## What the exercise asks
From the records below, extract all the text exactly and leave the images behind.

--- Input data ---

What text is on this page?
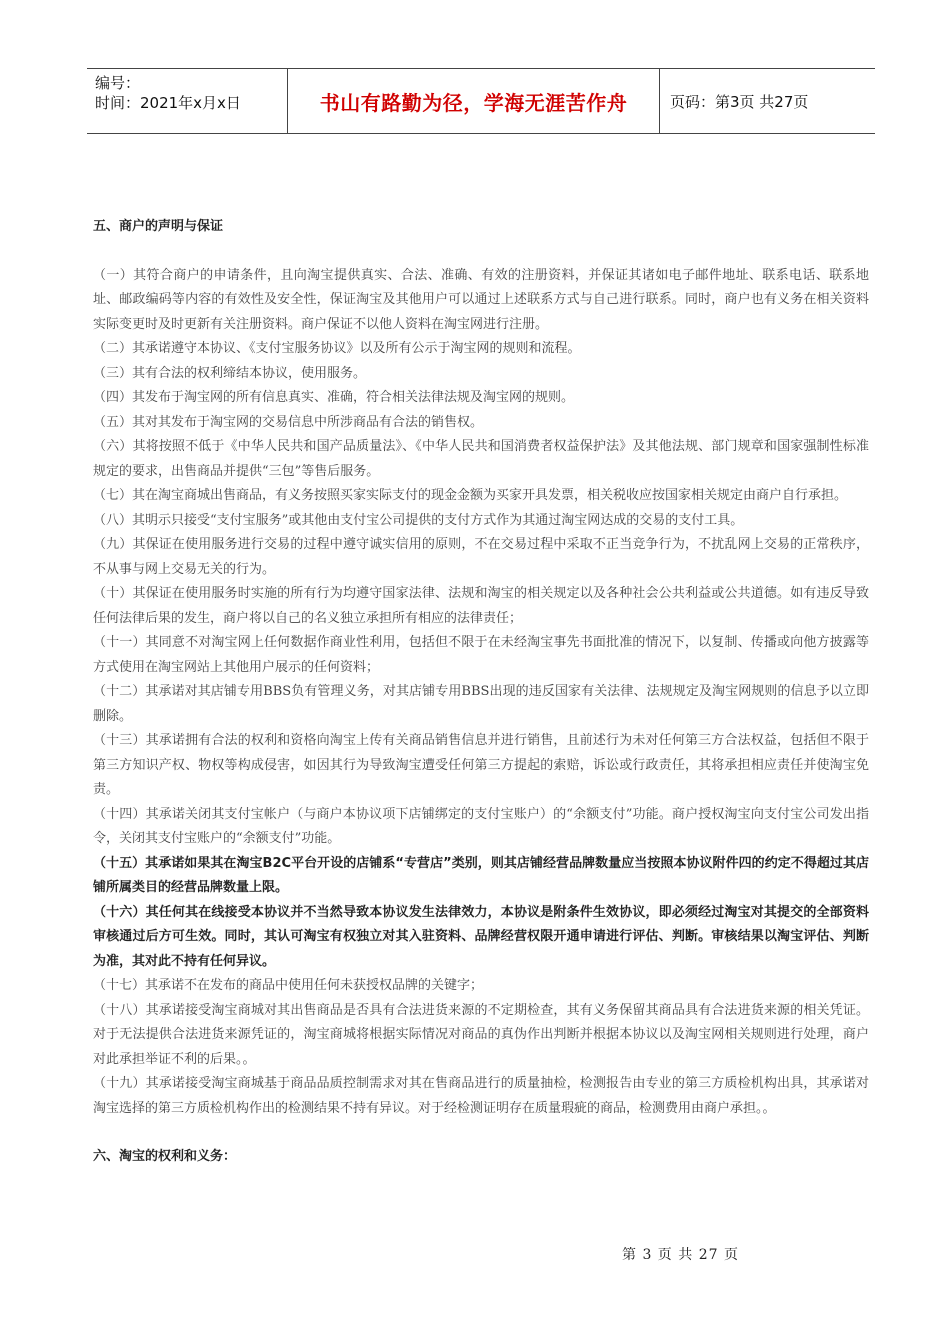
编号：
时间：2021年x月x日	书山有路勤为径，学海无涯苦作舟	页码：第3页 共27页

五、商户的声明与保证

（一）其符合商户的申请条件，且向淘宝提供真实、合法、准确、有效的注册资料，并保证其诸如电子邮件地址、联系电话、联系地址、邮政编码等内容的有效性及安全性，保证淘宝及其他用户可以通过上述联系方式与自己进行联系。同时，商户也有义务在相关资料实际变更时及时更新有关注册资料。商户保证不以他人资料在淘宝网进行注册。

（二）其承诺遵守本协议、《支付宝服务协议》以及所有公示于淘宝网的规则和流程。

（三）其有合法的权利缔结本协议，使用服务。

（四）其发布于淘宝网的所有信息真实、准确，符合相关法律法规及淘宝网的规则。

（五）其对其发布于淘宝网的交易信息中所涉商品有合法的销售权。

（六）其将按照不低于《中华人民共和国产品质量法》、《中华人民共和国消费者权益保护法》及其他法规、部门规章和国家强制性标准规定的要求，出售商品并提供“三包”等售后服务。

（七）其在淘宝商城出售商品，有义务按照买家实际支付的现金金额为买家开具发票，相关税收应按国家相关规定由商户自行承担。

（八）其明示只接受“支付宝服务”或其他由支付宝公司提供的支付方式作为其通过淘宝网达成的交易的支付工具。

（九）其保证在使用服务进行交易的过程中遵守诚实信用的原则，不在交易过程中采取不正当竞争行为，不扰乱网上交易的正常秩序，不从事与网上交易无关的行为。

（十）其保证在使用服务时实施的所有行为均遵守国家法律、法规和淘宝的相关规定以及各种社会公共利益或公共道德。如有违反导致任何法律后果的发生，商户将以自己的名义独立承担所有相应的法律责任；

（十一）其同意不对淘宝网上任何数据作商业性利用，包括但不限于在未经淘宝事先书面批准的情况下，以复制、传播或向他方披露等方式使用在淘宝网站上其他用户展示的任何资料；

（十二）其承诺对其店铺专用BBS负有管理义务，对其店铺专用BBS出现的违反国家有关法律、法规规定及淘宝网规则的信息予以立即删除。

（十三）其承诺拥有合法的权利和资格向淘宝上传有关商品销售信息并进行销售，且前述行为未对任何第三方合法权益，包括但不限于第三方知识产权、物权等构成侵害，如因其行为导致淘宝遭受任何第三方提起的索赔，诉讼或行政责任，其将承担相应责任并使淘宝免责。

（十四）其承诺关闭其支付宝帐户（与商户本协议项下店铺绑定的支付宝账户）的“余额支付”功能。商户授权淘宝向支付宝公司发出指令，关闭其支付宝账户的“余额支付”功能。

（十五）其承诺如果其在淘宝B2C平台开设的店铺系“专营店”类别，则其店铺经营品牌数量应当按照本协议附件四的约定不得超过其店铺所属类目的经营品牌数量上限。

（十六）其任何其在线接受本协议并不当然导致本协议发生法律效力，本协议是附条件生效协议，即必须经过淘宝对其提交的全部资料审核通过后方可生效。同时，其认可淘宝有权独立对其入驻资料、品牌经营权限开通申请进行评估、判断。审核结果以淘宝评估、判断为准，其对此不持有任何异议。

（十七）其承诺不在发布的商品中使用任何未获授权品牌的关键字；

（十八）其承诺接受淘宝商城对其出售商品是否具有合法进货来源的不定期检查，其有义务保留其商品具有合法进货来源的相关凭证。对于无法提供合法进货来源凭证的，淘宝商城将根据实际情况对商品的真伪作出判断并根据本协议以及淘宝网相关规则进行处理，商户对此承担举证不利的后果。。

（十九）其承诺接受淘宝商城基于商品品质控制需求对其在售商品进行的质量抽检，检测报告由专业的第三方质检机构出具，其承诺对淘宝选择的第三方质检机构作出的检测结果不持有异议。对于经检测证明存在质量瑕疵的商品，检测费用由商户承担。。

六、淘宝的权利和义务：

第 3 页 共 27 页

---

## Output for this task
What text is on this page?
编号：
时间：2021年x月x日	书山有路勤为径，学海无涯苦作舟	页码：第3页 共27页

五、商户的声明与保证

（一）其符合商户的申请条件，且向淘宝提供真实、合法、准确、有效的注册资料，并保证其诸如电子邮件地址、联系电话、联系地址、邮政编码等内容的有效性及安全性，保证淘宝及其他用户可以通过上述联系方式与自己进行联系。同时，商户也有义务在相关资料实际变更时及时更新有关注册资料。商户保证不以他人资料在淘宝网进行注册。

（二）其承诺遵守本协议、《支付宝服务协议》以及所有公示于淘宝网的规则和流程。

（三）其有合法的权利缔结本协议，使用服务。

（四）其发布于淘宝网的所有信息真实、准确，符合相关法律法规及淘宝网的规则。

（五）其对其发布于淘宝网的交易信息中所涉商品有合法的销售权。

（六）其将按照不低于《中华人民共和国产品质量法》、《中华人民共和国消费者权益保护法》及其他法规、部门规章和国家强制性标准规定的要求，出售商品并提供“三包”等售后服务。

（七）其在淘宝商城出售商品，有义务按照买家实际支付的现金金额为买家开具发票，相关税收应按国家相关规定由商户自行承担。

（八）其明示只接受“支付宝服务”或其他由支付宝公司提供的支付方式作为其通过淘宝网达成的交易的支付工具。

（九）其保证在使用服务进行交易的过程中遵守诚实信用的原则，不在交易过程中采取不正当竞争行为，不扰乱网上交易的正常秩序，不从事与网上交易无关的行为。

（十）其保证在使用服务时实施的所有行为均遵守国家法律、法规和淘宝的相关规定以及各种社会公共利益或公共道德。如有违反导致任何法律后果的发生，商户将以自己的名义独立承担所有相应的法律责任；

（十一）其同意不对淘宝网上任何数据作商业性利用，包括但不限于在未经淘宝事先书面批准的情况下，以复制、传播或向他方披露等方式使用在淘宝网站上其他用户展示的任何资料；

（十二）其承诺对其店铺专用BBS负有管理义务，对其店铺专用BBS出现的违反国家有关法律、法规规定及淘宝网规则的信息予以立即删除。

（十三）其承诺拥有合法的权利和资格向淘宝上传有关商品销售信息并进行销售，且前述行为未对任何第三方合法权益，包括但不限于第三方知识产权、物权等构成侵害，如因其行为导致淘宝遭受任何第三方提起的索赔，诉讼或行政责任，其将承担相应责任并使淘宝免责。

（十四）其承诺关闭其支付宝帐户（与商户本协议项下店铺绑定的支付宝账户）的“余额支付”功能。商户授权淘宝向支付宝公司发出指令，关闭其支付宝账户的“余额支付”功能。

（十五）其承诺如果其在淘宝B2C平台开设的店铺系“专营店”类别，则其店铺经营品牌数量应当按照本协议附件四的约定不得超过其店铺所属类目的经营品牌数量上限。

（十六）其任何其在线接受本协议并不当然导致本协议发生法律效力，本协议是附条件生效协议，即必须经过淘宝对其提交的全部资料审核通过后方可生效。同时，其认可淘宝有权独立对其入驻资料、品牌经营权限开通申请进行评估、判断。审核结果以淘宝评估、判断为准，其对此不持有任何异议。

（十七）其承诺不在发布的商品中使用任何未获授权品牌的关键字；

（十八）其承诺接受淘宝商城对其出售商品是否具有合法进货来源的不定期检查，其有义务保留其商品具有合法进货来源的相关凭证。对于无法提供合法进货来源凭证的，淘宝商城将根据实际情况对商品的真伪作出判断并根据本协议以及淘宝网相关规则进行处理，商户对此承担举证不利的后果。。

（十九）其承诺接受淘宝商城基于商品品质控制需求对其在售商品进行的质量抽检，检测报告由专业的第三方质检机构出具，其承诺对淘宝选择的第三方质检机构作出的检测结果不持有异议。对于经检测证明存在质量瑕疵的商品，检测费用由商户承担。。

六、淘宝的权利和义务：

第 3 页 共 27 页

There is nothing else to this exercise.